### [Input material]
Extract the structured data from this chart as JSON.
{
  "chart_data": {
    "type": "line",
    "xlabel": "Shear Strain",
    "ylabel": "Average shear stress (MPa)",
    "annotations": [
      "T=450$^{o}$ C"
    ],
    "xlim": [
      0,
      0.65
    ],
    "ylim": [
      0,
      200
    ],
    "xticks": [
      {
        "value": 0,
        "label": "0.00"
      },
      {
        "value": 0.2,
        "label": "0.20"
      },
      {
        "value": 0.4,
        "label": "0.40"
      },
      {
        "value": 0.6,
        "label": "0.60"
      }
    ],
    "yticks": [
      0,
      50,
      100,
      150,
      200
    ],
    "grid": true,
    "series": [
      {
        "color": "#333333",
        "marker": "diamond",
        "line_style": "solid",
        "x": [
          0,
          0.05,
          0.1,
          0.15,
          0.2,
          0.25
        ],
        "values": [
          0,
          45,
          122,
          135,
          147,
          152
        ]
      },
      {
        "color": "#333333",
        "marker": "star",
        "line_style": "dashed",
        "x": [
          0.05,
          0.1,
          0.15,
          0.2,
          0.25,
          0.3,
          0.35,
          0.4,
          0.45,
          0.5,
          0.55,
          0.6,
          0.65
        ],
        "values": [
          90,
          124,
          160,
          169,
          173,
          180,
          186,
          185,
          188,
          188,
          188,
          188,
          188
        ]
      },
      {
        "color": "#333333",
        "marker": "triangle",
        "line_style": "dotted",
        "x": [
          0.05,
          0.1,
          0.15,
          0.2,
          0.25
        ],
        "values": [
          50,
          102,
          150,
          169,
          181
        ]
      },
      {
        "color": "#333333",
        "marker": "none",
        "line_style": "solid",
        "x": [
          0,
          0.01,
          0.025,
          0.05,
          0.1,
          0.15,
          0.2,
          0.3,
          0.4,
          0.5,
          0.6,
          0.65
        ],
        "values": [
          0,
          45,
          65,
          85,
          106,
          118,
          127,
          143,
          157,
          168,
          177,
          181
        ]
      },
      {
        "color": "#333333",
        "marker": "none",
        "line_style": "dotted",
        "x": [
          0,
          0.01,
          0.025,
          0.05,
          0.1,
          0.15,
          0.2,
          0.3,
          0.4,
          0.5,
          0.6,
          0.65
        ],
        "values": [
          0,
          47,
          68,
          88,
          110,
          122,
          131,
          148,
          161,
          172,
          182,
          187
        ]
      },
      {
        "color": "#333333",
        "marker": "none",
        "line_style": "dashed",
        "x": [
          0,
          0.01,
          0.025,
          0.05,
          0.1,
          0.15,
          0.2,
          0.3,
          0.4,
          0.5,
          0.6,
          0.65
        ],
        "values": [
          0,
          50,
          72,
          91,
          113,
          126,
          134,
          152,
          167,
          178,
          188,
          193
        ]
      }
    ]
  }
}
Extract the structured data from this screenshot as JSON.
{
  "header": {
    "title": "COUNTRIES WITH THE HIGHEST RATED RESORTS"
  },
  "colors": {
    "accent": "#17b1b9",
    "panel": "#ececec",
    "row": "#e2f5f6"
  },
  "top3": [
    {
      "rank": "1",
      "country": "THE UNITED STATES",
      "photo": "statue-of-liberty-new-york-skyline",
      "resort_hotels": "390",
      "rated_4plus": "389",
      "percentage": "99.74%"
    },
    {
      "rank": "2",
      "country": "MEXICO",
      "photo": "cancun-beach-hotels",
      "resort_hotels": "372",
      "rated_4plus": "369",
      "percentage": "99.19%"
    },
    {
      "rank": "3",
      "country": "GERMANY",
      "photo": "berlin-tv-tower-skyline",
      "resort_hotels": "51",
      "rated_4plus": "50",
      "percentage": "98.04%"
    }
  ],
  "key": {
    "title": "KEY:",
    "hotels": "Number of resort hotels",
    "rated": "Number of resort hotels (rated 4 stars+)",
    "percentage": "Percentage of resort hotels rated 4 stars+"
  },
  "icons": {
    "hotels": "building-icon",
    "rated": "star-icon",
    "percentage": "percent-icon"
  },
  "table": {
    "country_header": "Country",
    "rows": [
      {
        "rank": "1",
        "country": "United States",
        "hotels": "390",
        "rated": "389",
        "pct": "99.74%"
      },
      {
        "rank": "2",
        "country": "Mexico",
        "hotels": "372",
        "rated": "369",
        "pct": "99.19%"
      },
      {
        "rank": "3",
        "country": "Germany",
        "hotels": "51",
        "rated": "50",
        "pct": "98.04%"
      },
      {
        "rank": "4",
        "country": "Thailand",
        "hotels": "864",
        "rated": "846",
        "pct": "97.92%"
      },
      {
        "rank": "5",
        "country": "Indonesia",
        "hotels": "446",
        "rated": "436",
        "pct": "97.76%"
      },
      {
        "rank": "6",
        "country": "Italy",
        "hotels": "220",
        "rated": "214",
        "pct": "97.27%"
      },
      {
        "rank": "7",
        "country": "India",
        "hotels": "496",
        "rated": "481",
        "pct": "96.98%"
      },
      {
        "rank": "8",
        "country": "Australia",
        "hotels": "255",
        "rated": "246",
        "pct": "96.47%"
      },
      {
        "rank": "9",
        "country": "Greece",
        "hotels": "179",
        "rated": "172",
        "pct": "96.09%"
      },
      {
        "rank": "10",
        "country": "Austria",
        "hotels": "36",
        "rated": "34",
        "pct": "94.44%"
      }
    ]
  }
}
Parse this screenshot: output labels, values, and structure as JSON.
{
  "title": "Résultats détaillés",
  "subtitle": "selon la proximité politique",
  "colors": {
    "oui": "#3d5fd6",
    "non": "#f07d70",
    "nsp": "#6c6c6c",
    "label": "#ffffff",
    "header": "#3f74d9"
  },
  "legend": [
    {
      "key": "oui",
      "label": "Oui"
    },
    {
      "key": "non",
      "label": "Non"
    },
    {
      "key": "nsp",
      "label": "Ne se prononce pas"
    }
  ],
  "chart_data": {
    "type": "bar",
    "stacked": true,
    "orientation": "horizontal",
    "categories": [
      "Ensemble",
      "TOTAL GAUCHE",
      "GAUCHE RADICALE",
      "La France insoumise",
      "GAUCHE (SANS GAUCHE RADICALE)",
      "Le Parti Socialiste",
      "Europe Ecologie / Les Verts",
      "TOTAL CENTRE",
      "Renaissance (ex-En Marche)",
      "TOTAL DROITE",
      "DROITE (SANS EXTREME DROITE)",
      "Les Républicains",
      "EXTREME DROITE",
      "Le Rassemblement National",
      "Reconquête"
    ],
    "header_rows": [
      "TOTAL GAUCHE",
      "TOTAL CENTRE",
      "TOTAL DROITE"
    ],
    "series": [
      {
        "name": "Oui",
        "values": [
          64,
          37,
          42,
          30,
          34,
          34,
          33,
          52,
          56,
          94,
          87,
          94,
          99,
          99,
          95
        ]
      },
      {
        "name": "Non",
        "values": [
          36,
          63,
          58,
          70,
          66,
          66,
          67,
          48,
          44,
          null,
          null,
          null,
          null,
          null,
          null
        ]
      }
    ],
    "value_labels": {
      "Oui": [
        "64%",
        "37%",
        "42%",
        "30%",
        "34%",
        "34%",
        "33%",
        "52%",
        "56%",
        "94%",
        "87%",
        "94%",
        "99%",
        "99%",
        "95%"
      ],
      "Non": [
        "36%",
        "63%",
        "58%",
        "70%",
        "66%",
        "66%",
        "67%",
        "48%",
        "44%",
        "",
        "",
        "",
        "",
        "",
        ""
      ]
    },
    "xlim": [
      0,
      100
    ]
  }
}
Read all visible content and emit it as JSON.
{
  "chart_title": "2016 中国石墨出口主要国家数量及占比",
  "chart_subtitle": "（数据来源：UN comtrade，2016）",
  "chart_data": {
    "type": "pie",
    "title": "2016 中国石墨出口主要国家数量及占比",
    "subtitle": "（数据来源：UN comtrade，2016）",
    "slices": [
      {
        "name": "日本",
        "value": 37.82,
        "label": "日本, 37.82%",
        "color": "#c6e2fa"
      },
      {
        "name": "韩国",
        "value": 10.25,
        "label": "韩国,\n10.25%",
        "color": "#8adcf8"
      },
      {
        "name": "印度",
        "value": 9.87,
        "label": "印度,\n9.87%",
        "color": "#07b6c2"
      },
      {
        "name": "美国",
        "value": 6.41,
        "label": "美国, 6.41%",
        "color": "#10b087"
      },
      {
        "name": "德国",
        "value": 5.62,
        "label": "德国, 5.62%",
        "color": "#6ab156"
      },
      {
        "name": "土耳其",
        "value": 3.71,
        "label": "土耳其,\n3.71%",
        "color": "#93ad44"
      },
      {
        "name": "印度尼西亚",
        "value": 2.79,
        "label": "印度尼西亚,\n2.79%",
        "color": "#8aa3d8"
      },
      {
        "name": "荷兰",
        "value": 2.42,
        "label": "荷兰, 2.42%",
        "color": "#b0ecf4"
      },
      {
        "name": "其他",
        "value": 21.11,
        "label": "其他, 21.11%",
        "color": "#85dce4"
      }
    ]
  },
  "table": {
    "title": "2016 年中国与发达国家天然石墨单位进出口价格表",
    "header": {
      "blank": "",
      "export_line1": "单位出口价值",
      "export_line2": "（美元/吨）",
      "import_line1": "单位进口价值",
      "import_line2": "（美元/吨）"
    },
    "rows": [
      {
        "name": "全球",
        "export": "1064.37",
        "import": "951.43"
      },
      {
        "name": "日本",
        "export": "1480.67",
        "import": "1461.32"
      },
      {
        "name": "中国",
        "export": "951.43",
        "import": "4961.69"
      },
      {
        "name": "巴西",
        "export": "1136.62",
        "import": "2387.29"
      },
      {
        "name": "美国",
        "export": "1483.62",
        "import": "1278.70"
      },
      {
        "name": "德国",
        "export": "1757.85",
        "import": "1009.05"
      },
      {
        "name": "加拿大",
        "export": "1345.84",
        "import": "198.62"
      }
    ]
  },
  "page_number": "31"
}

### [What to work on]
Everything from the line with "Read all visible content and emit it as JSON." to the end of the listing above needs to be duplicated exactly, both end lines included, with nothing more.

### [Written response]
Read all visible content and emit it as JSON.
{
  "chart_title": "2016 中国石墨出口主要国家数量及占比",
  "chart_subtitle": "（数据来源：UN comtrade，2016）",
  "chart_data": {
    "type": "pie",
    "title": "2016 中国石墨出口主要国家数量及占比",
    "subtitle": "（数据来源：UN comtrade，2016）",
    "slices": [
      {
        "name": "日本",
        "value": 37.82,
        "label": "日本, 37.82%",
        "color": "#c6e2fa"
      },
      {
        "name": "韩国",
        "value": 10.25,
        "label": "韩国,\n10.25%",
        "color": "#8adcf8"
      },
      {
        "name": "印度",
        "value": 9.87,
        "label": "印度,\n9.87%",
        "color": "#07b6c2"
      },
      {
        "name": "美国",
        "value": 6.41,
        "label": "美国, 6.41%",
        "color": "#10b087"
      },
      {
        "name": "德国",
        "value": 5.62,
        "label": "德国, 5.62%",
        "color": "#6ab156"
      },
      {
        "name": "土耳其",
        "value": 3.71,
        "label": "土耳其,\n3.71%",
        "color": "#93ad44"
      },
      {
        "name": "印度尼西亚",
        "value": 2.79,
        "label": "印度尼西亚,\n2.79%",
        "color": "#8aa3d8"
      },
      {
        "name": "荷兰",
        "value": 2.42,
        "label": "荷兰, 2.42%",
        "color": "#b0ecf4"
      },
      {
        "name": "其他",
        "value": 21.11,
        "label": "其他, 21.11%",
        "color": "#85dce4"
      }
    ]
  },
  "table": {
    "title": "2016 年中国与发达国家天然石墨单位进出口价格表",
    "header": {
      "blank": "",
      "export_line1": "单位出口价值",
      "export_line2": "（美元/吨）",
      "import_line1": "单位进口价值",
      "import_line2": "（美元/吨）"
    },
    "rows": [
      {
        "name": "全球",
        "export": "1064.37",
        "import": "951.43"
      },
      {
        "name": "日本",
        "export": "1480.67",
        "import": "1461.32"
      },
      {
        "name": "中国",
        "export": "951.43",
        "import": "4961.69"
      },
      {
        "name": "巴西",
        "export": "1136.62",
        "import": "2387.29"
      },
      {
        "name": "美国",
        "export": "1483.62",
        "import": "1278.70"
      },
      {
        "name": "德国",
        "export": "1757.85",
        "import": "1009.05"
      },
      {
        "name": "加拿大",
        "export": "1345.84",
        "import": "198.62"
      }
    ]
  },
  "page_number": "31"
}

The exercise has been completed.